> _Task_
Give back all the data exactly, line by line.

> _Data supplied_
========

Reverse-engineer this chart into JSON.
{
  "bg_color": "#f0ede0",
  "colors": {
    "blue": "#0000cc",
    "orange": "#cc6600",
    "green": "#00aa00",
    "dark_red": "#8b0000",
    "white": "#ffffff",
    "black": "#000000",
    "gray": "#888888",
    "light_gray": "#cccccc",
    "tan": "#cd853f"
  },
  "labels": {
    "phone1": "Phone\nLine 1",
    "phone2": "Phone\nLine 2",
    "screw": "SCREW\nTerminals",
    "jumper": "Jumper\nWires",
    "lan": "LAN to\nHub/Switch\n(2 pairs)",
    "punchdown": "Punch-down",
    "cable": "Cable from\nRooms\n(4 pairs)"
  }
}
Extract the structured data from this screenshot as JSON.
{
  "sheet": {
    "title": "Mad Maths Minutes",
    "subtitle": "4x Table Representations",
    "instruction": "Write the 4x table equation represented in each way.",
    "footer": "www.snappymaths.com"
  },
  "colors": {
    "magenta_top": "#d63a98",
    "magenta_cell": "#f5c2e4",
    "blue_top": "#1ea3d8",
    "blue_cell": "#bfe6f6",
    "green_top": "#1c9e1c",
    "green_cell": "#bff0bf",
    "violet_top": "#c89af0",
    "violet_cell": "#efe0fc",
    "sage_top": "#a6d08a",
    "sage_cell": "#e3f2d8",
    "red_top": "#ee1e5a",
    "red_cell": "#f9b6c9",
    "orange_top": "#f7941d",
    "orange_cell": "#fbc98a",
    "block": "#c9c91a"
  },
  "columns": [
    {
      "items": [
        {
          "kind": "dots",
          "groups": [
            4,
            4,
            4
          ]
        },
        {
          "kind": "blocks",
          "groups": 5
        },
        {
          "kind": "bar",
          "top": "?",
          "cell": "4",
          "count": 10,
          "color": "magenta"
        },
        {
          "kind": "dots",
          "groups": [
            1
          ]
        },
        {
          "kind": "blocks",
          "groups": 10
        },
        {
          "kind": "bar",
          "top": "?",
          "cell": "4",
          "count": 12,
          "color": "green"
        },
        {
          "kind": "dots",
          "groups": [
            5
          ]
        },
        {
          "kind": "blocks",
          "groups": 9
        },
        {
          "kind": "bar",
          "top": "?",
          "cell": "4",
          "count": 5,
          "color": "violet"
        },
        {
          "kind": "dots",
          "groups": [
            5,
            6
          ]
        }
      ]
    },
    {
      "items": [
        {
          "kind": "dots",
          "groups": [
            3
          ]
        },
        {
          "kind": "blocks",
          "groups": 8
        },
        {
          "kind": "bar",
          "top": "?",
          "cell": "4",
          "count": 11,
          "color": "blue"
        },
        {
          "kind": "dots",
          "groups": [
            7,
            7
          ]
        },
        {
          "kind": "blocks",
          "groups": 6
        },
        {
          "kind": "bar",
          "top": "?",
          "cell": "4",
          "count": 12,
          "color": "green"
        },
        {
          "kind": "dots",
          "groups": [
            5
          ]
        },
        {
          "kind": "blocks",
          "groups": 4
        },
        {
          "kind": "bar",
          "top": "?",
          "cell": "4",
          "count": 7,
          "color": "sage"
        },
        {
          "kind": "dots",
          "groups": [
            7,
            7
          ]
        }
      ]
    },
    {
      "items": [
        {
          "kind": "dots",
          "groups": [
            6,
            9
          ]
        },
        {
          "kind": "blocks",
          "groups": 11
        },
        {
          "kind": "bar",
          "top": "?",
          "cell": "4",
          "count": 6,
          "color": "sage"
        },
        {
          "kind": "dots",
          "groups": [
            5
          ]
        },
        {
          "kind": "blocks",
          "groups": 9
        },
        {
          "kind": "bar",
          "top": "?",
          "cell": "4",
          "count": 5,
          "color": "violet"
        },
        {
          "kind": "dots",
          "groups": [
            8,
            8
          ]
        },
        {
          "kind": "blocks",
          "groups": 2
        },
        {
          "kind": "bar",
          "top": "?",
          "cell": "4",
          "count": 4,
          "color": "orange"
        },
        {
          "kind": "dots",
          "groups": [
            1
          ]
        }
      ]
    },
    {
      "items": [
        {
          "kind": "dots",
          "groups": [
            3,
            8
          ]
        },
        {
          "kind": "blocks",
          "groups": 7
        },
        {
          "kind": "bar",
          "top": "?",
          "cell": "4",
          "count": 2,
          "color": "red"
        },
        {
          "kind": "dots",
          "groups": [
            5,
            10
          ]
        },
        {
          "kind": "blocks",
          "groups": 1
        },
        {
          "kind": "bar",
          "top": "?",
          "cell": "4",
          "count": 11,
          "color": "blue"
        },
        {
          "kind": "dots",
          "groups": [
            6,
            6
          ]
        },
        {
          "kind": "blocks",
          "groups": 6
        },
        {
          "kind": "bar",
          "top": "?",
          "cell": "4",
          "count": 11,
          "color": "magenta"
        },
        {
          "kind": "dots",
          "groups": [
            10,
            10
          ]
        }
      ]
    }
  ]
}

========

> _Output of the task_
Reverse-engineer this chart into JSON.
{
  "bg_color": "#f0ede0",
  "colors": {
    "blue": "#0000cc",
    "orange": "#cc6600",
    "green": "#00aa00",
    "dark_red": "#8b0000",
    "white": "#ffffff",
    "black": "#000000",
    "gray": "#888888",
    "light_gray": "#cccccc",
    "tan": "#cd853f"
  },
  "labels": {
    "phone1": "Phone\nLine 1",
    "phone2": "Phone\nLine 2",
    "screw": "SCREW\nTerminals",
    "jumper": "Jumper\nWires",
    "lan": "LAN to\nHub/Switch\n(2 pairs)",
    "punchdown": "Punch-down",
    "cable": "Cable from\nRooms\n(4 pairs)"
  }
}
Extract the structured data from this screenshot as JSON.
{
  "sheet": {
    "title": "Mad Maths Minutes",
    "subtitle": "4x Table Representations",
    "instruction": "Write the 4x table equation represented in each way.",
    "footer": "www.snappymaths.com"
  },
  "colors": {
    "magenta_top": "#d63a98",
    "magenta_cell": "#f5c2e4",
    "blue_top": "#1ea3d8",
    "blue_cell": "#bfe6f6",
    "green_top": "#1c9e1c",
    "green_cell": "#bff0bf",
    "violet_top": "#c89af0",
    "violet_cell": "#efe0fc",
    "sage_top": "#a6d08a",
    "sage_cell": "#e3f2d8",
    "red_top": "#ee1e5a",
    "red_cell": "#f9b6c9",
    "orange_top": "#f7941d",
    "orange_cell": "#fbc98a",
    "block": "#c9c91a"
  },
  "columns": [
    {
      "items": [
        {
          "kind": "dots",
          "groups": [
            4,
            4,
            4
          ]
        },
        {
          "kind": "blocks",
          "groups": 5
        },
        {
          "kind": "bar",
          "top": "?",
          "cell": "4",
          "count": 10,
          "color": "magenta"
        },
        {
          "kind": "dots",
          "groups": [
            1
          ]
        },
        {
          "kind": "blocks",
          "groups": 10
        },
        {
          "kind": "bar",
          "top": "?",
          "cell": "4",
          "count": 12,
          "color": "green"
        },
        {
          "kind": "dots",
          "groups": [
            5
          ]
        },
        {
          "kind": "blocks",
          "groups": 9
        },
        {
          "kind": "bar",
          "top": "?",
          "cell": "4",
          "count": 5,
          "color": "violet"
        },
        {
          "kind": "dots",
          "groups": [
            5,
            6
          ]
        }
      ]
    },
    {
      "items": [
        {
          "kind": "dots",
          "groups": [
            3
          ]
        },
        {
          "kind": "blocks",
          "groups": 8
        },
        {
          "kind": "bar",
          "top": "?",
          "cell": "4",
          "count": 11,
          "color": "blue"
        },
        {
          "kind": "dots",
          "groups": [
            7,
            7
          ]
        },
        {
          "kind": "blocks",
          "groups": 6
        },
        {
          "kind": "bar",
          "top": "?",
          "cell": "4",
          "count": 12,
          "color": "green"
        },
        {
          "kind": "dots",
          "groups": [
            5
          ]
        },
        {
          "kind": "blocks",
          "groups": 4
        },
        {
          "kind": "bar",
          "top": "?",
          "cell": "4",
          "count": 7,
          "color": "sage"
        },
        {
          "kind": "dots",
          "groups": [
            7,
            7
          ]
        }
      ]
    },
    {
      "items": [
        {
          "kind": "dots",
          "groups": [
            6,
            9
          ]
        },
        {
          "kind": "blocks",
          "groups": 11
        },
        {
          "kind": "bar",
          "top": "?",
          "cell": "4",
          "count": 6,
          "color": "sage"
        },
        {
          "kind": "dots",
          "groups": [
            5
          ]
        },
        {
          "kind": "blocks",
          "groups": 9
        },
        {
          "kind": "bar",
          "top": "?",
          "cell": "4",
          "count": 5,
          "color": "violet"
        },
        {
          "kind": "dots",
          "groups": [
            8,
            8
          ]
        },
        {
          "kind": "blocks",
          "groups": 2
        },
        {
          "kind": "bar",
          "top": "?",
          "cell": "4",
          "count": 4,
          "color": "orange"
        },
        {
          "kind": "dots",
          "groups": [
            1
          ]
        }
      ]
    },
    {
      "items": [
        {
          "kind": "dots",
          "groups": [
            3,
            8
          ]
        },
        {
          "kind": "blocks",
          "groups": 7
        },
        {
          "kind": "bar",
          "top": "?",
          "cell": "4",
          "count": 2,
          "color": "red"
        },
        {
          "kind": "dots",
          "groups": [
            5,
            10
          ]
        },
        {
          "kind": "blocks",
          "groups": 1
        },
        {
          "kind": "bar",
          "top": "?",
          "cell": "4",
          "count": 11,
          "color": "blue"
        },
        {
          "kind": "dots",
          "groups": [
            6,
            6
          ]
        },
        {
          "kind": "blocks",
          "groups": 6
        },
        {
          "kind": "bar",
          "top": "?",
          "cell": "4",
          "count": 11,
          "color": "magenta"
        },
        {
          "kind": "dots",
          "groups": [
            10,
            10
          ]
        }
      ]
    }
  ]
}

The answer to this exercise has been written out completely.